▶ [TASK DIRECTIONS]: Pull out each line of the data that includes the word "this".

▶ [PROVIDED MATERIAL]:
################

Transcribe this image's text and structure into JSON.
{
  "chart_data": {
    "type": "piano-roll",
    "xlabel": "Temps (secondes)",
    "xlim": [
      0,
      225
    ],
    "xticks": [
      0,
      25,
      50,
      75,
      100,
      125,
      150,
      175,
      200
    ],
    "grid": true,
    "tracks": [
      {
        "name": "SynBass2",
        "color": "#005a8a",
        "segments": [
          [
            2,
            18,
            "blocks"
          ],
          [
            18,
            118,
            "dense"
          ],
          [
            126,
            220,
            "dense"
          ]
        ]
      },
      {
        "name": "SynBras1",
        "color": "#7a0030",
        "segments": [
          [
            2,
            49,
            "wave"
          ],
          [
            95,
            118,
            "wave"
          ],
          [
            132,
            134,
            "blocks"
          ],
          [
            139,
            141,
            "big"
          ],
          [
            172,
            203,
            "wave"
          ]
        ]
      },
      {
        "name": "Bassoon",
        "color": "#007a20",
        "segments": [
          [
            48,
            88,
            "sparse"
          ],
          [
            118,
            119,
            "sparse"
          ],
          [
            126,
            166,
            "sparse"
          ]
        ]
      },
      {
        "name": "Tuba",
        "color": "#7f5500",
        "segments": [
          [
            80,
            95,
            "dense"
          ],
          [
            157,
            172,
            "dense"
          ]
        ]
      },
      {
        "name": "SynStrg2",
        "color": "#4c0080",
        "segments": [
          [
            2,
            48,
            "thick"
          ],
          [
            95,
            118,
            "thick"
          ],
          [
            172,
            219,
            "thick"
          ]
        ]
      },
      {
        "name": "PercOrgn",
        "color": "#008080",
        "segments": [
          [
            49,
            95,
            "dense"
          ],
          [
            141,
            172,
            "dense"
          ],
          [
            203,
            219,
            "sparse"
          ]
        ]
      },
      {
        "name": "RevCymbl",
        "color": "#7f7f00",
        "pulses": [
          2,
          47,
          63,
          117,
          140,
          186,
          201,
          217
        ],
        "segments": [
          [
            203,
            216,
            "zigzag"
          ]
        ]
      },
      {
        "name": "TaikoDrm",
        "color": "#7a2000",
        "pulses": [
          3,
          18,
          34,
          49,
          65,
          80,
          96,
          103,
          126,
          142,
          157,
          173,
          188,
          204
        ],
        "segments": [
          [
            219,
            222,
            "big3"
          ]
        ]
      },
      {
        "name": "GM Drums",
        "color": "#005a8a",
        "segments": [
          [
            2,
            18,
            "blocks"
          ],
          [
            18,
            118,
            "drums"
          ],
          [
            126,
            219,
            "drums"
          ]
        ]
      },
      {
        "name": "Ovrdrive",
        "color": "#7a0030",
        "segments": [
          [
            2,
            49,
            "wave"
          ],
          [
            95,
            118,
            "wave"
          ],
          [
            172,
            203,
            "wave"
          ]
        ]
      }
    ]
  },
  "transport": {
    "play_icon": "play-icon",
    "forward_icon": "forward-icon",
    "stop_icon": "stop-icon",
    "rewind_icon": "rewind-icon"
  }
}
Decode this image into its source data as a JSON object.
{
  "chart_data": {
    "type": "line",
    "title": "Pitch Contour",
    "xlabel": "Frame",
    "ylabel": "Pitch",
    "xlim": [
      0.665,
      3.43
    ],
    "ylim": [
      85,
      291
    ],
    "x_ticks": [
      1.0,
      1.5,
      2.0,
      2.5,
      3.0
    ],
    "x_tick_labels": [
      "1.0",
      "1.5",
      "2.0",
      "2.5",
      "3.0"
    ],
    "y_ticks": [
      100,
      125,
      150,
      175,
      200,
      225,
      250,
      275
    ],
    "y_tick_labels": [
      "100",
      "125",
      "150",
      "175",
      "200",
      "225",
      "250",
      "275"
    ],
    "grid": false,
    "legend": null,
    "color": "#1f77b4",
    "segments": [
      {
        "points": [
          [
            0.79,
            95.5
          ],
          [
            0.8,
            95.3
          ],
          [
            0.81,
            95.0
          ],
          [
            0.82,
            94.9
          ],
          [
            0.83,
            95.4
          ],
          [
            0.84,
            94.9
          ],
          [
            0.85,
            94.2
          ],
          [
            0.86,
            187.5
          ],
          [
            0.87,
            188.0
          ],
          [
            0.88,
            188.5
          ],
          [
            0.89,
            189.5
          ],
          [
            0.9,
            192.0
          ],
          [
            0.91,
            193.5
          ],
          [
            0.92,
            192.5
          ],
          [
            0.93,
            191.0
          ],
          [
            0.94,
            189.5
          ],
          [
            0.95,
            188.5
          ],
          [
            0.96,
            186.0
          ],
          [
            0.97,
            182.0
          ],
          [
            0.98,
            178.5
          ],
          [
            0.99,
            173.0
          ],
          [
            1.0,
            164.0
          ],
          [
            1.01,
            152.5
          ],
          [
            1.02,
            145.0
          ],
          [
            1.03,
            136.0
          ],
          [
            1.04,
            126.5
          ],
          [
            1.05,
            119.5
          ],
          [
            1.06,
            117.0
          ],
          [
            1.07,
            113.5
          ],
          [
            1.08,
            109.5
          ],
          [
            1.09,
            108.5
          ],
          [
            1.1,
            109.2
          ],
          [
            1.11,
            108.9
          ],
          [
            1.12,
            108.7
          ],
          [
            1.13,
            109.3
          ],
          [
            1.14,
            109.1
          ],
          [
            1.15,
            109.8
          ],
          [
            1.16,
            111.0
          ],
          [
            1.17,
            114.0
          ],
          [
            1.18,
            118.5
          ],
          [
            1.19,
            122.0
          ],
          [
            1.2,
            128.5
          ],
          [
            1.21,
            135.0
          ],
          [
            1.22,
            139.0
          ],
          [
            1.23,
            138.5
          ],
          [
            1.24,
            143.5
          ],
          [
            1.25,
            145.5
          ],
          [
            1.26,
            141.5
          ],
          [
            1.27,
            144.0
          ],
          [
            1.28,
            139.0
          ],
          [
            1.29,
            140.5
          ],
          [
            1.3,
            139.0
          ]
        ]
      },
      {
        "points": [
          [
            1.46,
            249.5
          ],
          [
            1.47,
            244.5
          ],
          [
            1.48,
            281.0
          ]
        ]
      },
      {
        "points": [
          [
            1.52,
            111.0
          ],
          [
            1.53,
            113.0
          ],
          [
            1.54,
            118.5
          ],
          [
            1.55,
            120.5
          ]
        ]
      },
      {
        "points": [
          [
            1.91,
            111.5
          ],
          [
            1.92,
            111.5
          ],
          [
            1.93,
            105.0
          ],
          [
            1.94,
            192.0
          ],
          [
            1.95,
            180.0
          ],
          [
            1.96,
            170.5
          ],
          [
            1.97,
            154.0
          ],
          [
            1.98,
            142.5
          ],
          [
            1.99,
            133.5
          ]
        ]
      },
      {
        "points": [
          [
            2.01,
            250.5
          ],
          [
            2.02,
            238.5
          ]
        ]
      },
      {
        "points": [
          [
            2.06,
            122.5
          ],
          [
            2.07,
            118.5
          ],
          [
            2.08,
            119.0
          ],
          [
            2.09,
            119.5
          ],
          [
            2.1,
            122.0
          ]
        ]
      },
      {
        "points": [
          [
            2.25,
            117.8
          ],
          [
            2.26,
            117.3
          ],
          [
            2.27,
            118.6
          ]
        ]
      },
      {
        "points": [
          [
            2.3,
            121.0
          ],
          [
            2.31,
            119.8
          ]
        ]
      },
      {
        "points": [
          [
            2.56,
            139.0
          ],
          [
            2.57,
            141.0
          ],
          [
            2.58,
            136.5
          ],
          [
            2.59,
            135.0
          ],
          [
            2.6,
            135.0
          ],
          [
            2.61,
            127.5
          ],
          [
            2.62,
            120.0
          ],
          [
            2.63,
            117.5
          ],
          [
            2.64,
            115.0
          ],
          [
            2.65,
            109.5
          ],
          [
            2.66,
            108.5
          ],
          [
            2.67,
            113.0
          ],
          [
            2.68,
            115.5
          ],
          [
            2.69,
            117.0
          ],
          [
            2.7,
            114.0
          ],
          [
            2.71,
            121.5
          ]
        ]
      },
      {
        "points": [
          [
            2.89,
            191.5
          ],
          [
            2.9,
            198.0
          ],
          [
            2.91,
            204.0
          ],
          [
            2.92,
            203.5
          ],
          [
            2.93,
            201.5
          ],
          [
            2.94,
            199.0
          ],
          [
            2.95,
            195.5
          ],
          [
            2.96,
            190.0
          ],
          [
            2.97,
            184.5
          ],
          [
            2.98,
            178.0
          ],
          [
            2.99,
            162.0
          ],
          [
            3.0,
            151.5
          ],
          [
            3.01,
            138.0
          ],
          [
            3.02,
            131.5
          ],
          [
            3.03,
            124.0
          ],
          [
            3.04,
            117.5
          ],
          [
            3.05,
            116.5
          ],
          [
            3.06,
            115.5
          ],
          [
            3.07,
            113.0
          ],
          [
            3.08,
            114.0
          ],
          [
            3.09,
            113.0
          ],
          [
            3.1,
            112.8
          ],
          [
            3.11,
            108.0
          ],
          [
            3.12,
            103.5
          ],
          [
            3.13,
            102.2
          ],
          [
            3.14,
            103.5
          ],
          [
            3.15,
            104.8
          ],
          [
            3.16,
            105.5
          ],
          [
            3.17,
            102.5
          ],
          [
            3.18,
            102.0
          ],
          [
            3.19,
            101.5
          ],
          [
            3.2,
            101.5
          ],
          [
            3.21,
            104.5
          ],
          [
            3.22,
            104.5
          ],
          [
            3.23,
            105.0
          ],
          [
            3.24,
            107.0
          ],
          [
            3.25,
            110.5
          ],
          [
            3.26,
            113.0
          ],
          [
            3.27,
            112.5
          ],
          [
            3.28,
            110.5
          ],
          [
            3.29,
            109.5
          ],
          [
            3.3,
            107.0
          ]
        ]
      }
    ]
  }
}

################

▶ [WRITTEN ANSWER]:
Transcribe this image's text and structure into JSON.
Decode this image into its source data as a JSON object.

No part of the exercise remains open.